## Instruction:
Copy all entries without alteration and skip the pictures they hold.

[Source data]

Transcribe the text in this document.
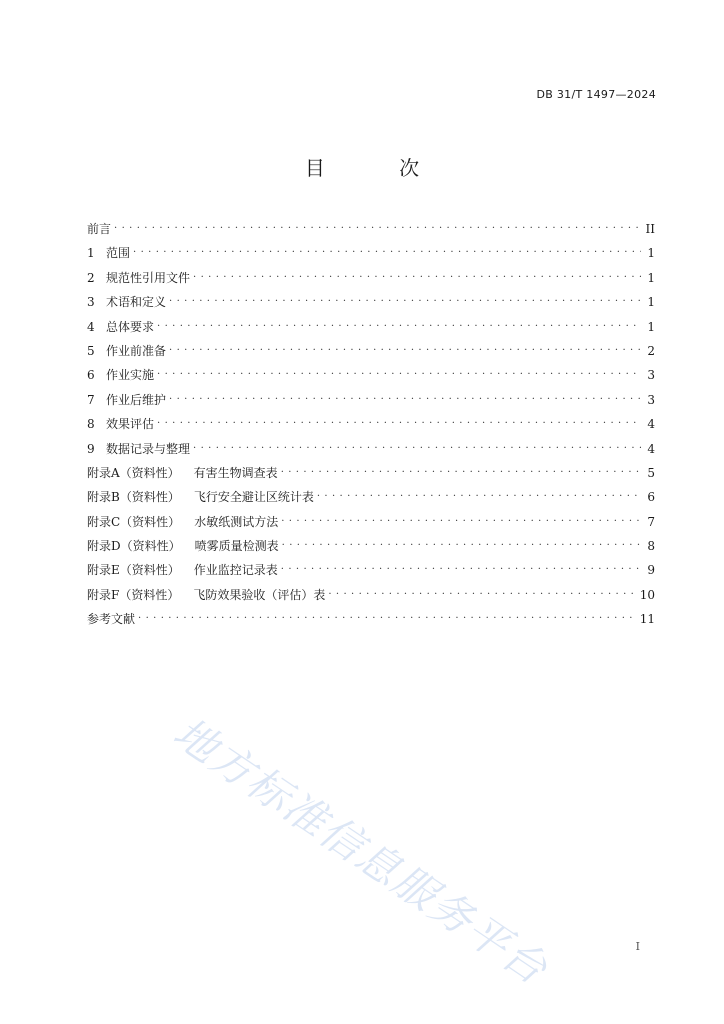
DB 31/T 1497—2024
目 次
前言 . . .	II
1 范围 . . .	1
2 规范性引用文件 . . .	1
3 术语和定义 . . .	1
4 总体要求 . . .	1
5 作业前准备 . . .	2
6 作业实施 . . .	3
7 作业后维护 . . .	3
8 效果评估 . . .	4
9 数据记录与整理 . . .	4
附录A（资料性） 有害生物调查表 . . .	5
附录B（资料性） 飞行安全避让区统计表 . . .	6
附录C（资料性） 水敏纸测试方法 . . .	7
附录D（资料性） 喷雾质量检测表 . . .	8
附录E（资料性） 作业监控记录表 . . .	9
附录F（资料性） 飞防效果验收（评估）表 . . .	10
参考文献 . . .	11
地方标准信息服务平台	I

## Response:
Transcribe the text in this document.
DB 31/T 1497—2024
目 次
前言 . . .	II
1 范围 . . .	1
2 规范性引用文件 . . .	1
3 术语和定义 . . .	1
4 总体要求 . . .	1
5 作业前准备 . . .	2
6 作业实施 . . .	3
7 作业后维护 . . .	3
8 效果评估 . . .	4
9 数据记录与整理 . . .	4
附录A（资料性） 有害生物调查表 . . .	5
附录B（资料性） 飞行安全避让区统计表 . . .	6
附录C（资料性） 水敏纸测试方法 . . .	7
附录D（资料性） 喷雾质量检测表 . . .	8
附录E（资料性） 作业监控记录表 . . .	9
附录F（资料性） 飞防效果验收（评估）表 . . .	10
参考文献 . . .	11
地方标准信息服务平台	I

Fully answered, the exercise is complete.